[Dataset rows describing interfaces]
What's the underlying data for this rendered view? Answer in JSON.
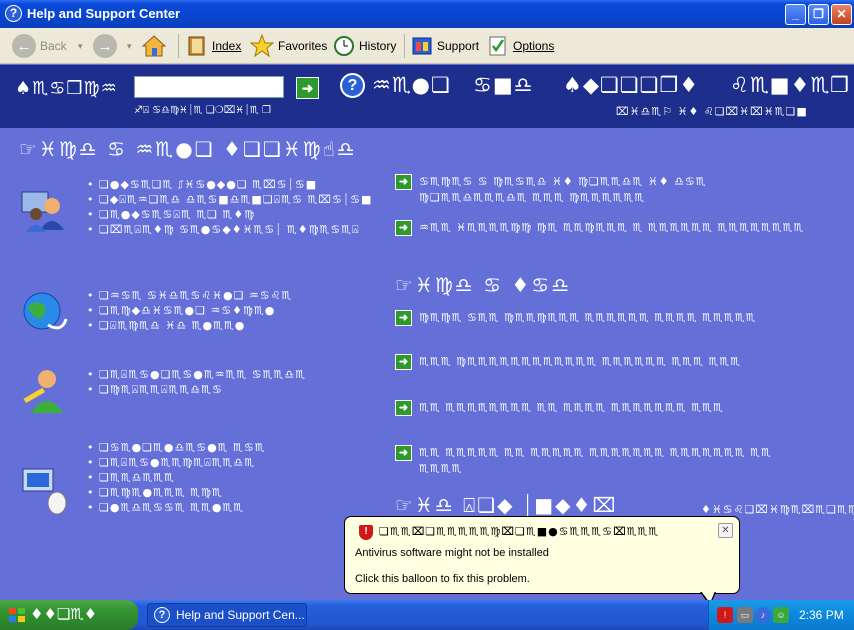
{
  "window": {
    "title": "Help and Support Center"
  },
  "toolbar": {
    "back": "Back",
    "index": "Index",
    "favorites": "Favorites",
    "history": "History",
    "support": "Support",
    "options": "Options"
  },
  "search": {
    "label": "♠♏♋❒♍♒",
    "value": "",
    "sub": "♐⍓ ♋♎♍♓⏐♏ ❏❍⌧♓⏐♏ ❐"
  },
  "header_nav": {
    "help": "♒♏●❏",
    "support": "♋■♎",
    "options": "♠◆❏❏❏❒♦",
    "customize": "♌♏■♦♏❒",
    "sub": "⌧♓♎♏⚐ ♓♦ ♌❏⌧♓⌧♓♏❏■"
  },
  "content": {
    "heading_left": "☞♓♍♎ ♋ ♒♏●❏ ♦❏❏♓♍☝♎",
    "heading_tasks": "☞♓♍♎ ♋ ♦♋♎",
    "heading_did": "☞♓♎ ⍓❏◆ ⏐■◆♦⌧",
    "heading_did_more": "♦♓♋♌❏⌧♓♍♏⌧♏❑♏♍♦♏",
    "sections": [
      {
        "icon": "people-help-icon",
        "items": [
          "❏●◆♋♏❏♏ ⎎♓♋●◆●❏ ♏⌧♋⏐♋■",
          "❏◆⍓♏♒❏♏♎ ♎♏♋■♎♏■❏⍓♏♋ ♏⌧♋⏐♋■",
          "❏♏●◆♋♏♋⍓♏ ♏❏ ♏♦♍",
          "❏⌧♏⍓♏♦♍ ♋♏●♋◆♦♓♏♋⏐ ♏♦♍♏♋♏⍓"
        ]
      },
      {
        "icon": "globe-network-icon",
        "items": [
          "❏♒♋♏ ♋♓♎♏♋♌♓●❏ ♒♋♌♏",
          "❏♏♍◆♎♓♋♏●❏ ♒♋♦♍♏●",
          "❏⍓♏♍♏♎ ♓♎ ♏●♏♏●"
        ]
      },
      {
        "icon": "paint-user-icon",
        "items": [
          "❏♏⍓♏♋●❏♏♋●♏♒♏♏ ♋♏♏♎♏",
          "❏♍♏⍓♏♏⍓♏♏♎♏♋"
        ]
      },
      {
        "icon": "computer-mouse-icon",
        "items": [
          "❏♋♏●❏♏●♎♏♋●♏ ♏♋♏",
          "❏♏⍓♏♋●♏♏♍♏⍓♏♏♎♏",
          "❏♏♏♎♏♏♏",
          "❏♏♍♏●♏♏♏ ♏♍♏",
          "❏●♏♎♏♋♋♏ ♏♏●♏♏"
        ]
      }
    ],
    "tasks": [
      "♋♏♍♏♋ ♋ ♍♏♋♏♎ ♓♦ ♍❏♏♏♎♏ ♓♦ ♎♋♏ ♍❏♏♏♎♏♏♏♎♏ ♏♏♏ ♍♏♏♏♏♏♏",
      "♒♏♏ ♓♏♏♏♏♍♍ ♍♏ ♏♏♍♏♏♏ ♏ ♏♏♏♏♏♏ ♏♏♏♏♏♏♏♏",
      "♍♏♍♏ ♋♏♏ ♍♏♏♍♏♏♏ ♏♏♏♏♏♏ ♏♏♏♏ ♏♏♏♏♏",
      "♏♏♏ ♍♏♏♏♏♏♏♏♏♏♏♏♏ ♏♏♏♏♏♏ ♏♏♏ ♏♏♏",
      "♏♏ ♏♏♏♏♏♏♏♏ ♏♏ ♏♏♏♏ ♏♏♏♏♏♏♏ ♏♏♏",
      "♏♏ ♏♏♏♏♏ ♏♏ ♏♏♏♏♏ ♏♏♏♏♏♏♏ ♏♏♏♏♏♏♏ ♏♏ ♏♏♏♏"
    ]
  },
  "balloon": {
    "title": "❏♏♏⌧❏♏♏♏♏♏♍⌧❏♏■●♋♏♏♏♋⌧♏♏♏",
    "line1": "Antivirus software might not be installed",
    "line2": "Click this balloon to fix this problem."
  },
  "taskbar": {
    "start": "♦♦❏♏♦",
    "task_button": "Help and Support Cen...",
    "clock": "2:36 PM"
  },
  "colors": {
    "titlebar": "#0a48d8",
    "content_bg": "#6470d8",
    "searchbar_bg": "#1d2e8c",
    "go_green": "#2e9a2e",
    "balloon_bg": "#ffffe1"
  }
}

The task. Only the number should be given: how many lines in the entries above contain the string "icon"?

Task result. 4